━━ Document extract ━━
Now I understand why some churchs are boycotting the movie. Thanks for clearing that up for me.

:)

thecynicMay 15, 2006 9:16 AM

Not wishing to spoil the plot, even after all the cryptography tosh already highlighted;
Having read through hundreds of pages detailing the super-hyper-security of the 'Digital Fortress', how come the world was saved by someone forcing a sliding door??!

Kyelema PisanaMay 20, 2006 7:07 PM

I was just last night reading though the chapter where Zimmerman and Schneier are mentioned in DVC and believe it to be a fantastic coincidence of coming up with your blog.

I have nothing to add technically although Cryptonomicon has been an alltime fav and was a book which had enjoyed printing out (Word equivalent to font:courier 8px; margin:1 1 1 1; double sided draught, super economic print to reduce the cost of printing ;-) was proud enough to compress the thousand or so pages into 200 pages approx. of A4. They are still scattered around my home in a box somewhere.
━━━
• [Your instructions] Restate the blog comments from "Kyelema PisanaMay 20, 2006" to "a box somewhere.", swapping "chapter" for "section".
━━ Available data ━━
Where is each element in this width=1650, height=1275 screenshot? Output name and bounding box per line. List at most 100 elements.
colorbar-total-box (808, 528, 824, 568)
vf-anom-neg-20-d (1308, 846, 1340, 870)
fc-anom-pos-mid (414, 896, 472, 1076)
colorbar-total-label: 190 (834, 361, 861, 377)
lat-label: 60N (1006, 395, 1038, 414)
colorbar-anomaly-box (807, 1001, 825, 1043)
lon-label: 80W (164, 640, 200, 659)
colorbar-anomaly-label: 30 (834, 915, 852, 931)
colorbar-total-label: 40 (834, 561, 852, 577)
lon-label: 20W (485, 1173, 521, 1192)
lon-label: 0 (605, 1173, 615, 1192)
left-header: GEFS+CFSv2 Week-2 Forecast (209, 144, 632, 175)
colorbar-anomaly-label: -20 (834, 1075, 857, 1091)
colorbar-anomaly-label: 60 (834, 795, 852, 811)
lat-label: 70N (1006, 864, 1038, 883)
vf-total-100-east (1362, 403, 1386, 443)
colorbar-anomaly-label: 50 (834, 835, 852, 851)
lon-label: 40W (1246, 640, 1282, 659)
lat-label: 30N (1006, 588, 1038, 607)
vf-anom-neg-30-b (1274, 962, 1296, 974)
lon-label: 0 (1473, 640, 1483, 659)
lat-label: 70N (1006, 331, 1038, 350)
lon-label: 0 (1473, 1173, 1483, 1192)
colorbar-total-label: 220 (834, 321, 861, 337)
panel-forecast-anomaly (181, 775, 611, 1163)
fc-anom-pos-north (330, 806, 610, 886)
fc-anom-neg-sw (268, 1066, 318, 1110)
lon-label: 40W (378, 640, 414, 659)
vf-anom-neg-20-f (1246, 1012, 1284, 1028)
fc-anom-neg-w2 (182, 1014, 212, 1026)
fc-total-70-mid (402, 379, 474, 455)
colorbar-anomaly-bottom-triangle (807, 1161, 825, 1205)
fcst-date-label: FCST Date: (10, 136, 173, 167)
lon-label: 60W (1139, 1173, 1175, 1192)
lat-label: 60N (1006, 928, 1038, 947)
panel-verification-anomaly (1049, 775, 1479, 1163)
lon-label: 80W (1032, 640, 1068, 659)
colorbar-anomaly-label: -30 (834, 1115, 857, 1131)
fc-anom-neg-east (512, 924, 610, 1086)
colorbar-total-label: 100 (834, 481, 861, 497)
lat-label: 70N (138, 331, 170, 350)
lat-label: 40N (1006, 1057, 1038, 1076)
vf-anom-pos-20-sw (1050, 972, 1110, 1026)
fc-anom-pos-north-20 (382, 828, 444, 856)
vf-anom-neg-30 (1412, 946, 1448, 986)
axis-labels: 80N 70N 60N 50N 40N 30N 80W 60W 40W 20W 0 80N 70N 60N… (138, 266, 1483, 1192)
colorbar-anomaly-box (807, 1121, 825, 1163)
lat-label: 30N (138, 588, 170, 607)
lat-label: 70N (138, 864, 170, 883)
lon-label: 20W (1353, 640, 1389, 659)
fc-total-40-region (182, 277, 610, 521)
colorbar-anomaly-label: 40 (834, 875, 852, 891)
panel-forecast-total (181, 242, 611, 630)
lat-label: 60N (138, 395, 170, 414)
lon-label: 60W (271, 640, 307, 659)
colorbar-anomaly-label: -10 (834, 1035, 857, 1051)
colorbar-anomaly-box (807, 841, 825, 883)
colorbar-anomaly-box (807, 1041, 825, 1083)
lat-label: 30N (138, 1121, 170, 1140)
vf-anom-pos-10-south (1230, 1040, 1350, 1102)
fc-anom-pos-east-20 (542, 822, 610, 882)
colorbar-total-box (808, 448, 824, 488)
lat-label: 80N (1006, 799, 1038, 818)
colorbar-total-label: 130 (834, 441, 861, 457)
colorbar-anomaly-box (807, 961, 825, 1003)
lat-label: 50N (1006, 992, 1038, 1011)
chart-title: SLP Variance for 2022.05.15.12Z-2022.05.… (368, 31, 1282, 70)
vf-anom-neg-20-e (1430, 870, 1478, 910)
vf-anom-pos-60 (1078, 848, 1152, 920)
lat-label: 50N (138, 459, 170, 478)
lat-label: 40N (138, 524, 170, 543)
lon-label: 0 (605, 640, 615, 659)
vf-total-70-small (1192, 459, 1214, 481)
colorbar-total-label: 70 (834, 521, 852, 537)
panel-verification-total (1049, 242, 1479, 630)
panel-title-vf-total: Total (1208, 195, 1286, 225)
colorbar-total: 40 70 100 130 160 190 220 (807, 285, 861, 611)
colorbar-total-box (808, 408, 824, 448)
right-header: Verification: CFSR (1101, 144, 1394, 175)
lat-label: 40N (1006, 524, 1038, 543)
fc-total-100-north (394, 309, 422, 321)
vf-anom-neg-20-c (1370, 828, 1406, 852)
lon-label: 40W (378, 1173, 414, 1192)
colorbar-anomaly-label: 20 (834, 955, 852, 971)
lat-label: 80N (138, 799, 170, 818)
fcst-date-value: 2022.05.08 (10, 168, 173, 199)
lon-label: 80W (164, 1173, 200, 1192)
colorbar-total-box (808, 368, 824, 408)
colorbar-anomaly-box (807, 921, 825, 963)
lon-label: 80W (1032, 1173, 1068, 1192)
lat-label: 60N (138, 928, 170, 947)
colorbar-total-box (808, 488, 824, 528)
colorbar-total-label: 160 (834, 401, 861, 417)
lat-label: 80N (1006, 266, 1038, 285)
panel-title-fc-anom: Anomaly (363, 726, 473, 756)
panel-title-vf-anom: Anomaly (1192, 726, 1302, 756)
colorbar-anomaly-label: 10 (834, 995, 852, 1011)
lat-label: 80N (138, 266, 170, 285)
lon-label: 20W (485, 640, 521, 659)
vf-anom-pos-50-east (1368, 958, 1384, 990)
━━━
• [Answer]
Kyelema PisanaMay 20, 2006 7:07 PM

I was just last night reading though the section where Zimmerman and Schneier are mentioned in DVC and believe it to be a fantastic coincidence of coming up with your blog.

I have nothing to add technically although Cryptonomicon has been an alltime fav and was a book which had enjoyed printing out (Word equivalent to font:courier 8px; margin:1 1 1 1; double sided draught, super economic print to reduce the cost of printing ;-) was proud enough to compress the thousand or so pages into 200 pages approx. of A4. They are still scattered around my home in a box somewhere.